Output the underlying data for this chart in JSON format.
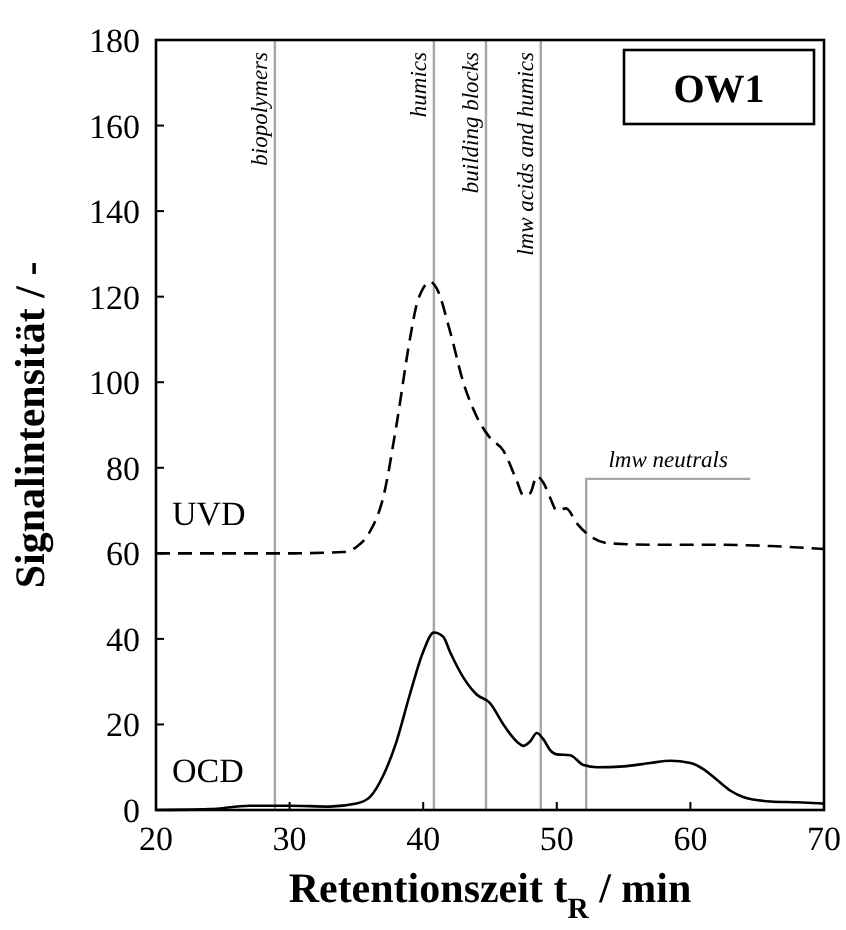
{
  "chart_data": {
    "type": "line",
    "xlabel": "Retentionszeit t$_{R}$ / min",
    "ylabel": "Signalintensität / -",
    "xlim": [
      20,
      70
    ],
    "xticks": [
      20,
      30,
      40,
      50,
      60,
      70
    ],
    "ylim": [
      0,
      180
    ],
    "yticks": [
      0,
      20,
      40,
      60,
      80,
      100,
      120,
      140,
      160,
      180
    ],
    "grid": false,
    "annotations": [
      "OW1"
    ],
    "ref_lines": [
      {
        "axis": "x",
        "value": 28.9,
        "label": "biopolymers",
        "color": "#a6a6a6"
      },
      {
        "axis": "x",
        "value": 40.8,
        "label": "humics",
        "color": "#a6a6a6"
      },
      {
        "axis": "x",
        "value": 44.7,
        "label": "building blocks",
        "color": "#a6a6a6"
      },
      {
        "axis": "x",
        "value": 48.8,
        "label": "lmw acids and humics",
        "color": "#a6a6a6"
      },
      {
        "axis": "x",
        "value": 52.2,
        "label": "lmw neutrals",
        "color": "#a6a6a6"
      }
    ],
    "series": [
      {
        "name": "UVD",
        "color": "#000000",
        "line_style": "dashed",
        "x": [
          20,
          30,
          34,
          35,
          36,
          37,
          38,
          39,
          39.5,
          40,
          40.5,
          41,
          42,
          43,
          44,
          45,
          46,
          47,
          47.5,
          48,
          48.5,
          49,
          49.5,
          50,
          50.7,
          51.5,
          52.5,
          54,
          58,
          62,
          66,
          70
        ],
        "values": [
          60,
          60,
          60.3,
          61.5,
          65,
          73,
          90,
          110,
          118,
          122,
          123.5,
          122,
          112,
          100,
          92,
          87,
          84,
          77,
          73.5,
          74,
          78,
          76.5,
          73,
          70,
          70.5,
          67,
          64,
          62.3,
          62,
          62,
          61.7,
          61
        ]
      },
      {
        "name": "OCD",
        "color": "#000000",
        "line_style": "solid",
        "x": [
          20,
          24,
          27,
          30,
          33,
          35,
          36,
          37,
          38,
          39,
          40,
          40.8,
          41.5,
          42,
          43,
          44,
          45,
          46,
          47,
          47.5,
          48,
          48.5,
          49,
          49.5,
          50,
          51,
          52,
          53,
          55,
          57,
          58.5,
          60,
          61,
          62,
          63,
          64,
          66,
          68,
          70
        ],
        "values": [
          0,
          0.2,
          1,
          1,
          0.8,
          1.5,
          3,
          8,
          16,
          27,
          37,
          41.5,
          40.5,
          37,
          31,
          27,
          25,
          20,
          16,
          15,
          16,
          18,
          16.5,
          14,
          13,
          12.8,
          10.5,
          10,
          10.2,
          11,
          11.5,
          11,
          9.5,
          7,
          4.5,
          3,
          2,
          1.8,
          1.5
        ]
      }
    ]
  }
}
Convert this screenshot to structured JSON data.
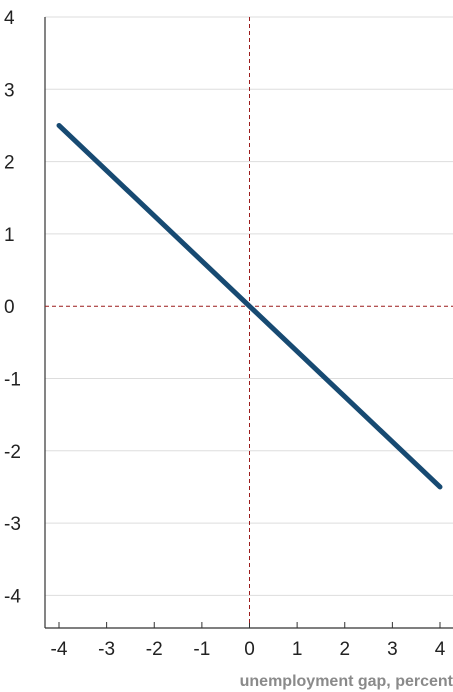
{
  "chart_data": {
    "type": "line",
    "title": "",
    "xlabel": "unemployment gap, percent",
    "ylabel": "",
    "xlim": [
      -4,
      4
    ],
    "ylim": [
      -4,
      4
    ],
    "x_ticks": [
      "-4",
      "-3",
      "-2",
      "-1",
      "0",
      "1",
      "2",
      "3",
      "4"
    ],
    "y_ticks": [
      "4",
      "3",
      "2",
      "1",
      "0",
      "-1",
      "-2",
      "-3",
      "-4"
    ],
    "series": [
      {
        "x": [
          -4,
          4
        ],
        "y": [
          2.5,
          -2.5
        ],
        "color": "#174a72"
      }
    ],
    "reference_lines": [
      {
        "orientation": "vertical",
        "value": 0,
        "color": "#9b1c1c",
        "style": "dashed"
      },
      {
        "orientation": "horizontal",
        "value": 0,
        "color": "#9b1c1c",
        "style": "dashed"
      }
    ],
    "grid": "horizontal",
    "grid_color": "#dddddd",
    "axis_color": "#333333"
  }
}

----------

Pictures are to be left out; the records above must be repeated word for word.

## Written answer
Output the underlying data for this chart in JSON format.
{
  "chart_data": {
    "type": "line",
    "xlabel": "Retentionszeit t$_{R}$ / min",
    "ylabel": "Signalintensität / -",
    "xlim": [
      20,
      70
    ],
    "xticks": [
      20,
      30,
      40,
      50,
      60,
      70
    ],
    "ylim": [
      0,
      180
    ],
    "yticks": [
      0,
      20,
      40,
      60,
      80,
      100,
      120,
      140,
      160,
      180
    ],
    "grid": false,
    "annotations": [
      "OW1"
    ],
    "ref_lines": [
      {
        "axis": "x",
        "value": 28.9,
        "label": "biopolymers",
        "color": "#a6a6a6"
      },
      {
        "axis": "x",
        "value": 40.8,
        "label": "humics",
        "color": "#a6a6a6"
      },
      {
        "axis": "x",
        "value": 44.7,
        "label": "building blocks",
        "color": "#a6a6a6"
      },
      {
        "axis": "x",
        "value": 48.8,
        "label": "lmw acids and humics",
        "color": "#a6a6a6"
      },
      {
        "axis": "x",
        "value": 52.2,
        "label": "lmw neutrals",
        "color": "#a6a6a6"
      }
    ],
    "series": [
      {
        "name": "UVD",
        "color": "#000000",
        "line_style": "dashed",
        "x": [
          20,
          30,
          34,
          35,
          36,
          37,
          38,
          39,
          39.5,
          40,
          40.5,
          41,
          42,
          43,
          44,
          45,
          46,
          47,
          47.5,
          48,
          48.5,
          49,
          49.5,
          50,
          50.7,
          51.5,
          52.5,
          54,
          58,
          62,
          66,
          70
        ],
        "values": [
          60,
          60,
          60.3,
          61.5,
          65,
          73,
          90,
          110,
          118,
          122,
          123.5,
          122,
          112,
          100,
          92,
          87,
          84,
          77,
          73.5,
          74,
          78,
          76.5,
          73,
          70,
          70.5,
          67,
          64,
          62.3,
          62,
          62,
          61.7,
          61
        ]
      },
      {
        "name": "OCD",
        "color": "#000000",
        "line_style": "solid",
        "x": [
          20,
          24,
          27,
          30,
          33,
          35,
          36,
          37,
          38,
          39,
          40,
          40.8,
          41.5,
          42,
          43,
          44,
          45,
          46,
          47,
          47.5,
          48,
          48.5,
          49,
          49.5,
          50,
          51,
          52,
          53,
          55,
          57,
          58.5,
          60,
          61,
          62,
          63,
          64,
          66,
          68,
          70
        ],
        "values": [
          0,
          0.2,
          1,
          1,
          0.8,
          1.5,
          3,
          8,
          16,
          27,
          37,
          41.5,
          40.5,
          37,
          31,
          27,
          25,
          20,
          16,
          15,
          16,
          18,
          16.5,
          14,
          13,
          12.8,
          10.5,
          10,
          10.2,
          11,
          11.5,
          11,
          9.5,
          7,
          4.5,
          3,
          2,
          1.8,
          1.5
        ]
      }
    ]
  }
}
Convert this screenshot to structured JSON data.
{
  "chart_data": {
    "type": "line",
    "title": "",
    "xlabel": "unemployment gap, percent",
    "ylabel": "",
    "xlim": [
      -4,
      4
    ],
    "ylim": [
      -4,
      4
    ],
    "x_ticks": [
      "-4",
      "-3",
      "-2",
      "-1",
      "0",
      "1",
      "2",
      "3",
      "4"
    ],
    "y_ticks": [
      "4",
      "3",
      "2",
      "1",
      "0",
      "-1",
      "-2",
      "-3",
      "-4"
    ],
    "series": [
      {
        "x": [
          -4,
          4
        ],
        "y": [
          2.5,
          -2.5
        ],
        "color": "#174a72"
      }
    ],
    "reference_lines": [
      {
        "orientation": "vertical",
        "value": 0,
        "color": "#9b1c1c",
        "style": "dashed"
      },
      {
        "orientation": "horizontal",
        "value": 0,
        "color": "#9b1c1c",
        "style": "dashed"
      }
    ],
    "grid": "horizontal",
    "grid_color": "#dddddd",
    "axis_color": "#333333"
  }
}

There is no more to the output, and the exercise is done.